**Description of the task:**
Every record that follows should appear again in your answer, exactly the same.

**Records supplied:**
········

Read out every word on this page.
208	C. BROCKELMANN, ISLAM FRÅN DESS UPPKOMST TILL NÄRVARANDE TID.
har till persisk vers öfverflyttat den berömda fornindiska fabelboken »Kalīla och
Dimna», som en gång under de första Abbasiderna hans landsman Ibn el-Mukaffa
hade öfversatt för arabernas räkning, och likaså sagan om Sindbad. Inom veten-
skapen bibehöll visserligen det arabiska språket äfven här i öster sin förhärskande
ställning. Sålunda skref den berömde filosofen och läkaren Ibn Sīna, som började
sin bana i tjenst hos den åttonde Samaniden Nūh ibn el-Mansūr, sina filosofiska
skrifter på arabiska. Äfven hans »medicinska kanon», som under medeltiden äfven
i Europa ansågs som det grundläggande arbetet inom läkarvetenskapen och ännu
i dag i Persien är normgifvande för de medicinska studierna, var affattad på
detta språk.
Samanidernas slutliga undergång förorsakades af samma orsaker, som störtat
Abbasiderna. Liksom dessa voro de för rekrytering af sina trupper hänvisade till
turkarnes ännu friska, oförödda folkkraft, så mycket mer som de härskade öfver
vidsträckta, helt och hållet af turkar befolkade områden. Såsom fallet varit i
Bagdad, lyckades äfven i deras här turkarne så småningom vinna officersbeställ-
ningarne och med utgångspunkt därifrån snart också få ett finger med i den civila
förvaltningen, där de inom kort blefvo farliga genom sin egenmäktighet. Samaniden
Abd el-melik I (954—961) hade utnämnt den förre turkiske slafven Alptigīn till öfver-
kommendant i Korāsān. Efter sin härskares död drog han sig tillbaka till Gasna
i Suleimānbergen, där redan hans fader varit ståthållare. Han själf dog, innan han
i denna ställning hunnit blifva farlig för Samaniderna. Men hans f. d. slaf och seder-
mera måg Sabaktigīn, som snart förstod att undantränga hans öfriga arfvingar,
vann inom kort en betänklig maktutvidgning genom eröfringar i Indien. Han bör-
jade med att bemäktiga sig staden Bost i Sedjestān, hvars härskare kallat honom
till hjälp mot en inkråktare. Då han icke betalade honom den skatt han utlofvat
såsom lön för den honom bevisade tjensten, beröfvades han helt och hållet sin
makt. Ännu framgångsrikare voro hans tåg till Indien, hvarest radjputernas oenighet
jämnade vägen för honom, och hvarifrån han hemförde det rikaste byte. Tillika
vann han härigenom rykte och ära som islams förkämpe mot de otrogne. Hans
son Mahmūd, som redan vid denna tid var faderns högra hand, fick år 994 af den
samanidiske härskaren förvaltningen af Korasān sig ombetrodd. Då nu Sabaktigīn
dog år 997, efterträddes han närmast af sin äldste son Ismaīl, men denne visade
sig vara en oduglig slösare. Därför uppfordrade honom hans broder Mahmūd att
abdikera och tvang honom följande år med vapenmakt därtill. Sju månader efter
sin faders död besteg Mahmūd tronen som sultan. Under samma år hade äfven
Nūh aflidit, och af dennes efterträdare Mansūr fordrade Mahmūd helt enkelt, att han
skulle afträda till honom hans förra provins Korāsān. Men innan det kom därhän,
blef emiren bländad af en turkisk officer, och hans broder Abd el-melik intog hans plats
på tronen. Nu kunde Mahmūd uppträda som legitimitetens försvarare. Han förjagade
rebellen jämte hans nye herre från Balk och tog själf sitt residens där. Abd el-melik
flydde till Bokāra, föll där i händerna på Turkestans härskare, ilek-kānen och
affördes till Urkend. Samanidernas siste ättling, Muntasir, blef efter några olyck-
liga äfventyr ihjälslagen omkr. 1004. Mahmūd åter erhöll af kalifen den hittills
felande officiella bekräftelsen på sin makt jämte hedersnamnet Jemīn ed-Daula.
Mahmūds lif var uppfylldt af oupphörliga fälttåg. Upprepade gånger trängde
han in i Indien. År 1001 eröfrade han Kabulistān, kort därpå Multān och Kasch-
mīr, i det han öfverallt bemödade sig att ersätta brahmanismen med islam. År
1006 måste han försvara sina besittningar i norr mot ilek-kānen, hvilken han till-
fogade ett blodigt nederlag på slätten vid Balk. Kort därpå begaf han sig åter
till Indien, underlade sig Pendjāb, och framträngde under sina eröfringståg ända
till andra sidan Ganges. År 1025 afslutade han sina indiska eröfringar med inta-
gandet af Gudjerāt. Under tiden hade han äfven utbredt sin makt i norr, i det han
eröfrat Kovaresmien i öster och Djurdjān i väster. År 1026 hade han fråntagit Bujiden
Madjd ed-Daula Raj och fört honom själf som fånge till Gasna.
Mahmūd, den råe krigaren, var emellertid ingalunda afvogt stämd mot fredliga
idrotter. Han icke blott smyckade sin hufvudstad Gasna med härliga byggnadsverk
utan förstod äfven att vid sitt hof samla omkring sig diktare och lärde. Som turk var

········

**Problem solution:**
Read out every word on this page.
208	C. BROCKELMANN, ISLAM FRÅN DESS UPPKOMST TILL NÄRVARANDE TID.
har till persisk vers öfverflyttat den berömda fornindiska fabelboken »Kalīla och
Dimna», som en gång under de första Abbasiderna hans landsman Ibn el-Mukaffa
hade öfversatt för arabernas räkning, och likaså sagan om Sindbad. Inom veten-
skapen bibehöll visserligen det arabiska språket äfven här i öster sin förhärskande
ställning. Sålunda skref den berömde filosofen och läkaren Ibn Sīna, som började
sin bana i tjenst hos den åttonde Samaniden Nūh ibn el-Mansūr, sina filosofiska
skrifter på arabiska. Äfven hans »medicinska kanon», som under medeltiden äfven
i Europa ansågs som det grundläggande arbetet inom läkarvetenskapen och ännu
i dag i Persien är normgifvande för de medicinska studierna, var affattad på
detta språk.
Samanidernas slutliga undergång förorsakades af samma orsaker, som störtat
Abbasiderna. Liksom dessa voro de för rekrytering af sina trupper hänvisade till
turkarnes ännu friska, oförödda folkkraft, så mycket mer som de härskade öfver
vidsträckta, helt och hållet af turkar befolkade områden. Såsom fallet varit i
Bagdad, lyckades äfven i deras här turkarne så småningom vinna officersbeställ-
ningarne och med utgångspunkt därifrån snart också få ett finger med i den civila
förvaltningen, där de inom kort blefvo farliga genom sin egenmäktighet. Samaniden
Abd el-melik I (954—961) hade utnämnt den förre turkiske slafven Alptigīn till öfver-
kommendant i Korāsān. Efter sin härskares död drog han sig tillbaka till Gasna
i Suleimānbergen, där redan hans fader varit ståthållare. Han själf dog, innan han
i denna ställning hunnit blifva farlig för Samaniderna. Men hans f. d. slaf och seder-
mera måg Sabaktigīn, som snart förstod att undantränga hans öfriga arfvingar,
vann inom kort en betänklig maktutvidgning genom eröfringar i Indien. Han bör-
jade med att bemäktiga sig staden Bost i Sedjestān, hvars härskare kallat honom
till hjälp mot en inkråktare. Då han icke betalade honom den skatt han utlofvat
såsom lön för den honom bevisade tjensten, beröfvades han helt och hållet sin
makt. Ännu framgångsrikare voro hans tåg till Indien, hvarest radjputernas oenighet
jämnade vägen för honom, och hvarifrån han hemförde det rikaste byte. Tillika
vann han härigenom rykte och ära som islams förkämpe mot de otrogne. Hans
son Mahmūd, som redan vid denna tid var faderns högra hand, fick år 994 af den
samanidiske härskaren förvaltningen af Korasān sig ombetrodd. Då nu Sabaktigīn
dog år 997, efterträddes han närmast af sin äldste son Ismaīl, men denne visade
sig vara en oduglig slösare. Därför uppfordrade honom hans broder Mahmūd att
abdikera och tvang honom följande år med vapenmakt därtill. Sju månader efter
sin faders död besteg Mahmūd tronen som sultan. Under samma år hade äfven
Nūh aflidit, och af dennes efterträdare Mansūr fordrade Mahmūd helt enkelt, att han
skulle afträda till honom hans förra provins Korāsān. Men innan det kom därhän,
blef emiren bländad af en turkisk officer, och hans broder Abd el-melik intog hans plats
på tronen. Nu kunde Mahmūd uppträda som legitimitetens försvarare. Han förjagade
rebellen jämte hans nye herre från Balk och tog själf sitt residens där. Abd el-melik
flydde till Bokāra, föll där i händerna på Turkestans härskare, ilek-kānen och
affördes till Urkend. Samanidernas siste ättling, Muntasir, blef efter några olyck-
liga äfventyr ihjälslagen omkr. 1004. Mahmūd åter erhöll af kalifen den hittills
felande officiella bekräftelsen på sin makt jämte hedersnamnet Jemīn ed-Daula.
Mahmūds lif var uppfylldt af oupphörliga fälttåg. Upprepade gånger trängde
han in i Indien. År 1001 eröfrade han Kabulistān, kort därpå Multān och Kasch-
mīr, i det han öfverallt bemödade sig att ersätta brahmanismen med islam. År
1006 måste han försvara sina besittningar i norr mot ilek-kānen, hvilken han till-
fogade ett blodigt nederlag på slätten vid Balk. Kort därpå begaf han sig åter
till Indien, underlade sig Pendjāb, och framträngde under sina eröfringståg ända
till andra sidan Ganges. År 1025 afslutade han sina indiska eröfringar med inta-
gandet af Gudjerāt. Under tiden hade han äfven utbredt sin makt i norr, i det han
eröfrat Kovaresmien i öster och Djurdjān i väster. År 1026 hade han fråntagit Bujiden
Madjd ed-Daula Raj och fört honom själf som fånge till Gasna.
Mahmūd, den råe krigaren, var emellertid ingalunda afvogt stämd mot fredliga
idrotter. Han icke blott smyckade sin hufvudstad Gasna med härliga byggnadsverk
utan förstod äfven att vid sitt hof samla omkring sig diktare och lärde. Som turk var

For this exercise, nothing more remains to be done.